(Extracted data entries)
╭──

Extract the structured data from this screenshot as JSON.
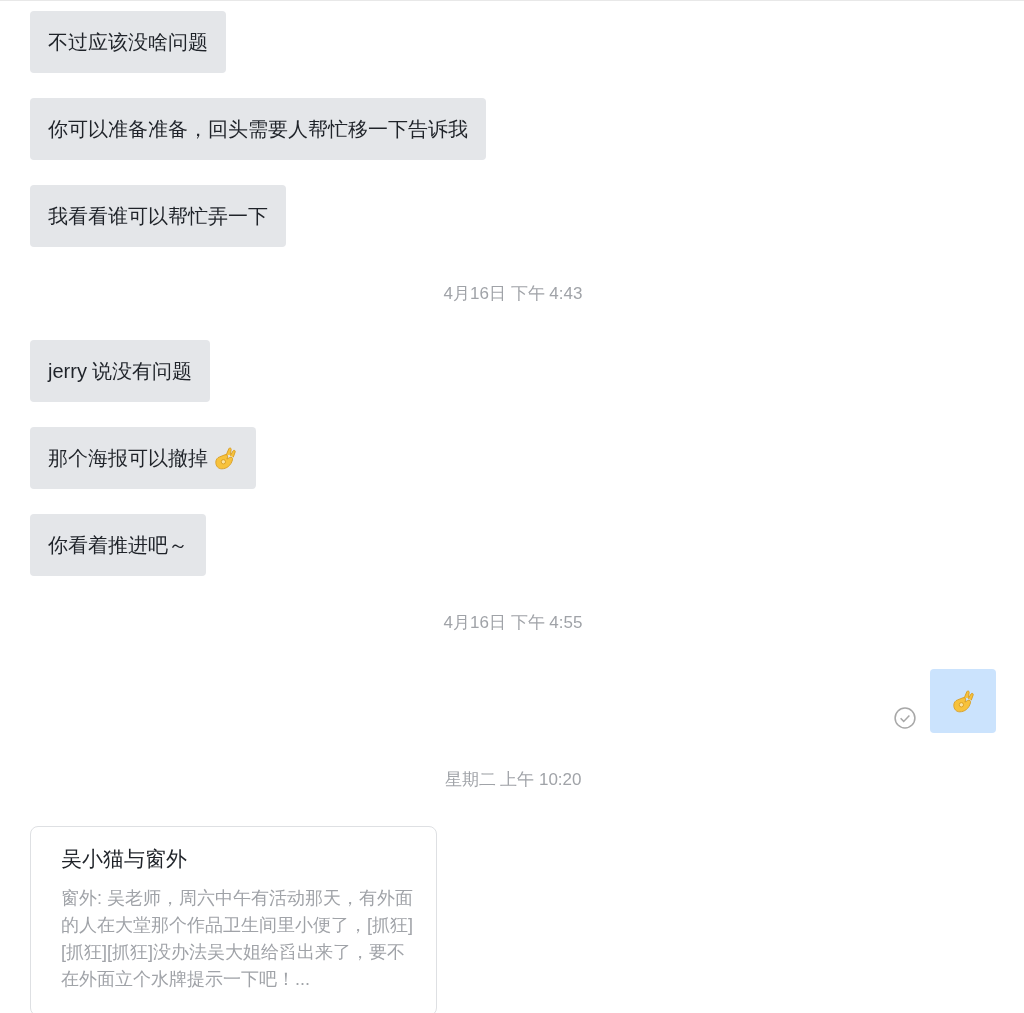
{
  "messages": [
    {
      "kind": "incoming",
      "text": "不过应该没啥问题"
    },
    {
      "kind": "incoming",
      "text": "你可以准备准备，回头需要人帮忙移一下告诉我"
    },
    {
      "kind": "incoming",
      "text": "我看看谁可以帮忙弄一下"
    },
    {
      "kind": "timestamp",
      "text": "4月16日 下午 4:43"
    },
    {
      "kind": "incoming",
      "text": "jerry 说没有问题"
    },
    {
      "kind": "incoming",
      "text": "那个海报可以撤掉",
      "ok_hand": true
    },
    {
      "kind": "incoming",
      "text": "你看着推进吧～"
    },
    {
      "kind": "timestamp",
      "text": "4月16日 下午 4:55"
    },
    {
      "kind": "outgoing",
      "ok_hand": true,
      "read": true
    },
    {
      "kind": "timestamp",
      "text": "星期二 上午 10:20"
    },
    {
      "kind": "card",
      "title": "吴小猫与窗外",
      "body": "窗外: 吴老师，周六中午有活动那天，有外面的人在大堂那个作品卫生间里小便了，[抓狂][抓狂][抓狂]没办法吴大姐给舀出来了，要不在外面立个水牌提示一下吧！..."
    }
  ]
}
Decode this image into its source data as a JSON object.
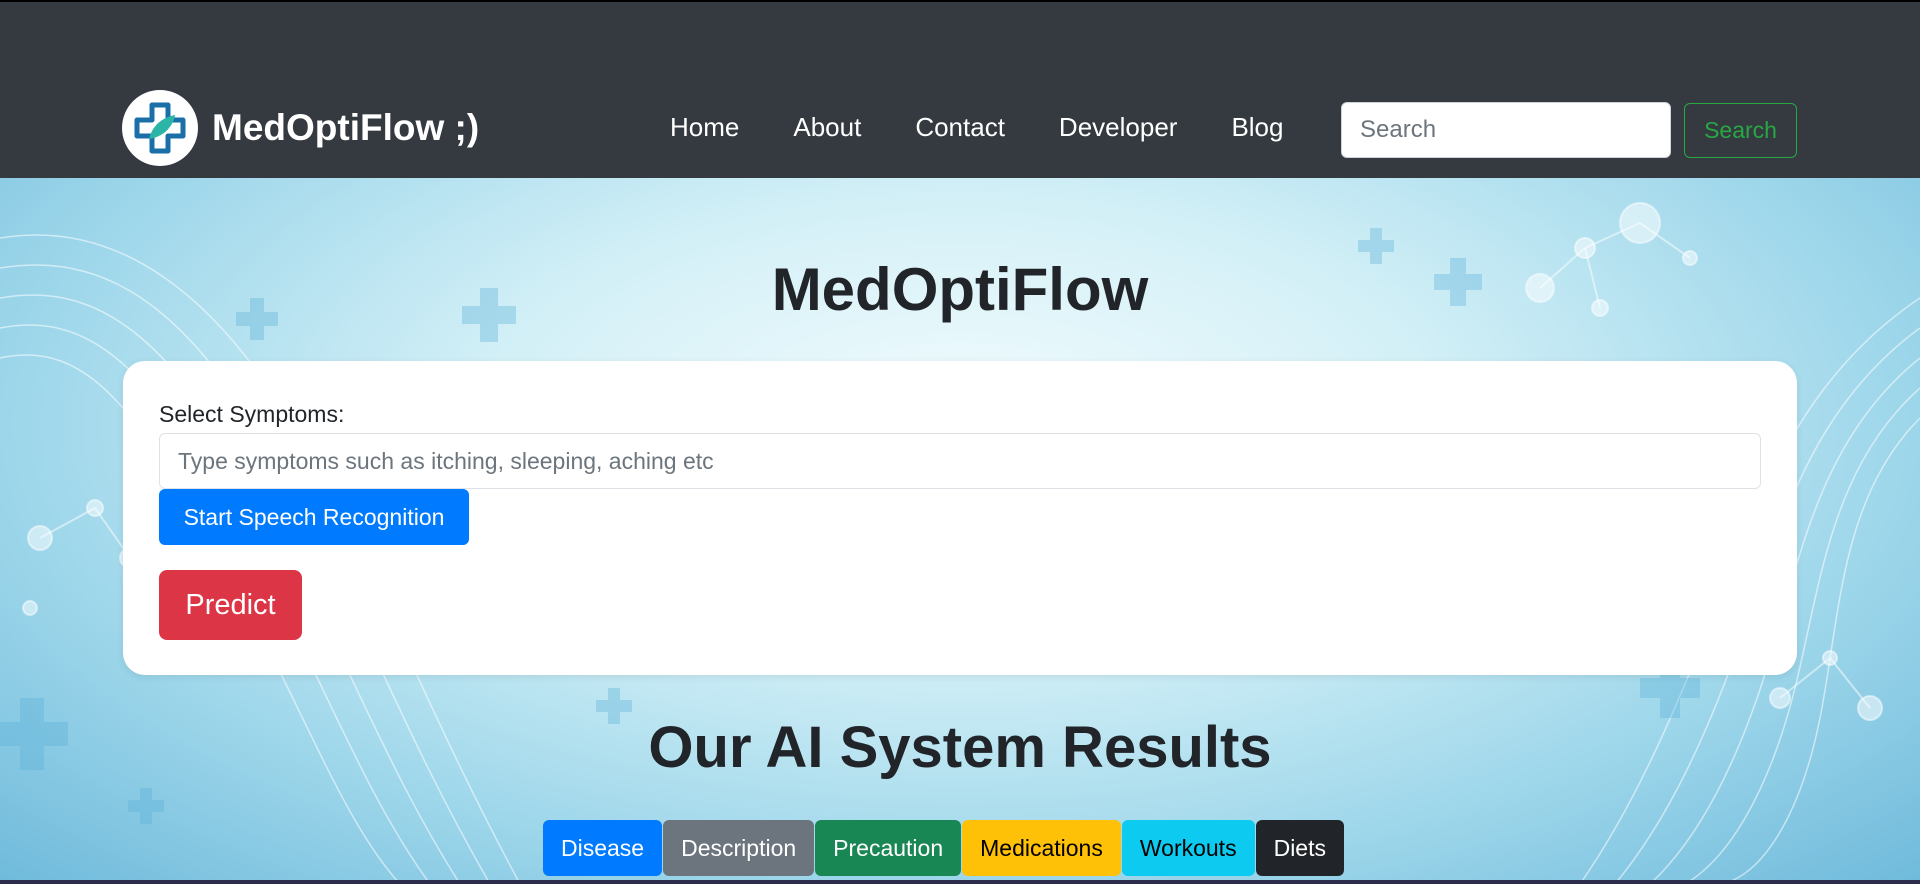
{
  "navbar": {
    "brand": "MedOptiFlow ;)",
    "links": [
      "Home",
      "About",
      "Contact",
      "Developer",
      "Blog"
    ],
    "search_placeholder": "Search",
    "search_button": "Search"
  },
  "hero": {
    "title": "MedOptiFlow"
  },
  "form": {
    "label": "Select Symptoms:",
    "placeholder": "Type symptoms such as itching, sleeping, aching etc",
    "speech_button": "Start Speech Recognition",
    "predict_button": "Predict"
  },
  "results": {
    "title": "Our AI System Results",
    "tabs": [
      {
        "label": "Disease",
        "bg": "#007bff",
        "fg": "#ffffff"
      },
      {
        "label": "Description",
        "bg": "#6c757d",
        "fg": "#ffffff"
      },
      {
        "label": "Precaution",
        "bg": "#198754",
        "fg": "#ffffff"
      },
      {
        "label": "Medications",
        "bg": "#ffc107",
        "fg": "#000000"
      },
      {
        "label": "Workouts",
        "bg": "#0dcaf0",
        "fg": "#000000"
      },
      {
        "label": "Diets",
        "bg": "#212529",
        "fg": "#ffffff"
      }
    ]
  },
  "colors": {
    "navbar_bg": "#343a40",
    "primary": "#007bff",
    "danger": "#dc3545",
    "success": "#28a745"
  }
}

╰──

- Exercise goal: Using the records above, pull out each line where the word "Search" occurs.

- Worked answer:
    "search_placeholder": "Search",
    "search_button": "Search"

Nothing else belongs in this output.